── ENTRIES SUPPLIED ──

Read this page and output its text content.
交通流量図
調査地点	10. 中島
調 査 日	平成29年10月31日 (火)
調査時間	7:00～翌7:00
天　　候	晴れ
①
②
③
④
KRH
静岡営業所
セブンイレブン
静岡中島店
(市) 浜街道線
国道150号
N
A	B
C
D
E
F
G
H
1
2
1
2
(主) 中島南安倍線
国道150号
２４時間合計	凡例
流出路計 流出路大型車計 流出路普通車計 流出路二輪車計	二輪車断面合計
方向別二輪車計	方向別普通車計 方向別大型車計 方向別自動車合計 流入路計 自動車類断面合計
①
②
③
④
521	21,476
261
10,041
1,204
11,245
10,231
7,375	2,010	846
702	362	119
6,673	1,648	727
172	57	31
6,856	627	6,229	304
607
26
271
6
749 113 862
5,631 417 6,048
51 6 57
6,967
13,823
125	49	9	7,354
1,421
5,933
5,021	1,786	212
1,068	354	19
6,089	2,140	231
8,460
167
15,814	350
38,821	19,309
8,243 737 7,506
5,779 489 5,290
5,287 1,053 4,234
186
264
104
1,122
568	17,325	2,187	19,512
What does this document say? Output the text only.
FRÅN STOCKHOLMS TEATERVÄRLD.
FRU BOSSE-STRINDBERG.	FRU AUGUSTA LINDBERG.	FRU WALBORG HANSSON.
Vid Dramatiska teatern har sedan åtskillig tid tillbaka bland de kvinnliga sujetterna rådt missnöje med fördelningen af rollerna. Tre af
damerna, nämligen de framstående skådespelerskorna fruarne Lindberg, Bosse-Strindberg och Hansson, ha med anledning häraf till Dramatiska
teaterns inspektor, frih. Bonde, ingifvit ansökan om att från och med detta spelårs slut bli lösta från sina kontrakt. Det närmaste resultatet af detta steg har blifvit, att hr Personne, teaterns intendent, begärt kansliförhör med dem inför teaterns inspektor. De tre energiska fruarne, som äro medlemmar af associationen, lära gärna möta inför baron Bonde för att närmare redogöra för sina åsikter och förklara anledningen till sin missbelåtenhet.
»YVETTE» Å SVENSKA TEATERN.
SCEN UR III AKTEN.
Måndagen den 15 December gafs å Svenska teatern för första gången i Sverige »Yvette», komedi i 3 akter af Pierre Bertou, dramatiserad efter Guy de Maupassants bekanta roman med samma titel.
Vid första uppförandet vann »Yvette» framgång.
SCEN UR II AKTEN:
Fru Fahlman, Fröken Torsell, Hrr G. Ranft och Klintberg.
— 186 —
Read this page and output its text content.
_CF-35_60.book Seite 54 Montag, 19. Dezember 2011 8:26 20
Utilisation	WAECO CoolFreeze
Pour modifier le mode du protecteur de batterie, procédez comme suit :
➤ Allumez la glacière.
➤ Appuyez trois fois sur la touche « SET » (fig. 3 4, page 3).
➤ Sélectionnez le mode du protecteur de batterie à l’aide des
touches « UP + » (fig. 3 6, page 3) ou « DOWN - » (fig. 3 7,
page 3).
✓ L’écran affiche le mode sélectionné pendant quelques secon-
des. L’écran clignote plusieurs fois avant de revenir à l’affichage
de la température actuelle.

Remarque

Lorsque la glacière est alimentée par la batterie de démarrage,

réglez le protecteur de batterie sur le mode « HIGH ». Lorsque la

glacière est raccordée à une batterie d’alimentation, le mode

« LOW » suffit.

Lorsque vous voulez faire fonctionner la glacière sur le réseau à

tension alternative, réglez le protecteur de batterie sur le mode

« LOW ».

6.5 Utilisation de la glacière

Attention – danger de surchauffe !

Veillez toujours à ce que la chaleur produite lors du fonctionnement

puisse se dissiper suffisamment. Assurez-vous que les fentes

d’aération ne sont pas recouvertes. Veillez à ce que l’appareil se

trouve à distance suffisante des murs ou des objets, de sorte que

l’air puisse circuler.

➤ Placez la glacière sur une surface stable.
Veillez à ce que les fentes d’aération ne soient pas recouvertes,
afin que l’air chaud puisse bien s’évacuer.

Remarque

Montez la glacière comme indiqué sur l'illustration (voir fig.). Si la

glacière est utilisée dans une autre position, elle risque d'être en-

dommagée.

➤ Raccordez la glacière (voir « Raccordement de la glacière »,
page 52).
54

───

- **SET PROBLEM**
Print all the data exactly.

- **REPLY**
Read this page and output its text content.
交通流量図
調査地点	10. 中島
調 査 日	平成29年10月31日 (火)
調査時間	7:00～翌7:00
天　　候	晴れ
①
②
③
④
KRH
静岡営業所
セブンイレブン
静岡中島店
(市) 浜街道線
国道150号
N
A	B
C
D
E
F
G
H
1
2
1
2
(主) 中島南安倍線
国道150号
２４時間合計	凡例
流出路計 流出路大型車計 流出路普通車計 流出路二輪車計	二輪車断面合計
方向別二輪車計	方向別普通車計 方向別大型車計 方向別自動車合計 流入路計 自動車類断面合計
①
②
③
④
521	21,476
261
10,041
1,204
11,245
10,231
7,375	2,010	846
702	362	119
6,673	1,648	727
172	57	31
6,856	627	6,229	304
607
26
271
6
749 113 862
5,631 417 6,048
51 6 57
6,967
13,823
125	49	9	7,354
1,421
5,933
5,021	1,786	212
1,068	354	19
6,089	2,140	231
8,460
167
15,814	350
38,821	19,309
8,243 737 7,506
5,779 489 5,290
5,287 1,053 4,234
186
264
104
1,122
568	17,325	2,187	19,512
What does this document say? Output the text only.
FRÅN STOCKHOLMS TEATERVÄRLD.
FRU BOSSE-STRINDBERG.	FRU AUGUSTA LINDBERG.	FRU WALBORG HANSSON.
Vid Dramatiska teatern har sedan åtskillig tid tillbaka bland de kvinnliga sujetterna rådt missnöje med fördelningen af rollerna. Tre af
damerna, nämligen de framstående skådespelerskorna fruarne Lindberg, Bosse-Strindberg och Hansson, ha med anledning häraf till Dramatiska
teaterns inspektor, frih. Bonde, ingifvit ansökan om att från och med detta spelårs slut bli lösta från sina kontrakt. Det närmaste resultatet af detta steg har blifvit, att hr Personne, teaterns intendent, begärt kansliförhör med dem inför teaterns inspektor. De tre energiska fruarne, som äro medlemmar af associationen, lära gärna möta inför baron Bonde för att närmare redogöra för sina åsikter och förklara anledningen till sin missbelåtenhet.
»YVETTE» Å SVENSKA TEATERN.
SCEN UR III AKTEN.
Måndagen den 15 December gafs å Svenska teatern för första gången i Sverige »Yvette», komedi i 3 akter af Pierre Bertou, dramatiserad efter Guy de Maupassants bekanta roman med samma titel.
Vid första uppförandet vann »Yvette» framgång.
SCEN UR II AKTEN:
Fru Fahlman, Fröken Torsell, Hrr G. Ranft och Klintberg.
— 186 —
Read this page and output its text content.
_CF-35_60.book Seite 54 Montag, 19. Dezember 2011 8:26 20
Utilisation	WAECO CoolFreeze
Pour modifier le mode du protecteur de batterie, procédez comme suit :
➤ Allumez la glacière.
➤ Appuyez trois fois sur la touche « SET » (fig. 3 4, page 3).
➤ Sélectionnez le mode du protecteur de batterie à l’aide des
touches « UP + » (fig. 3 6, page 3) ou « DOWN - » (fig. 3 7,
page 3).
✓ L’écran affiche le mode sélectionné pendant quelques secon-
des. L’écran clignote plusieurs fois avant de revenir à l’affichage
de la température actuelle.

Remarque

Lorsque la glacière est alimentée par la batterie de démarrage,

réglez le protecteur de batterie sur le mode « HIGH ». Lorsque la

glacière est raccordée à une batterie d’alimentation, le mode

« LOW » suffit.

Lorsque vous voulez faire fonctionner la glacière sur le réseau à

tension alternative, réglez le protecteur de batterie sur le mode

« LOW ».

6.5 Utilisation de la glacière

Attention – danger de surchauffe !

Veillez toujours à ce que la chaleur produite lors du fonctionnement

puisse se dissiper suffisamment. Assurez-vous que les fentes

d’aération ne sont pas recouvertes. Veillez à ce que l’appareil se

trouve à distance suffisante des murs ou des objets, de sorte que

l’air puisse circuler.

➤ Placez la glacière sur une surface stable.
Veillez à ce que les fentes d’aération ne soient pas recouvertes,
afin que l’air chaud puisse bien s’évacuer.

Remarque

Montez la glacière comme indiqué sur l'illustration (voir fig.). Si la

glacière est utilisée dans une autre position, elle risque d'être en-

dommagée.

➤ Raccordez la glacière (voir « Raccordement de la glacière »,
page 52).
54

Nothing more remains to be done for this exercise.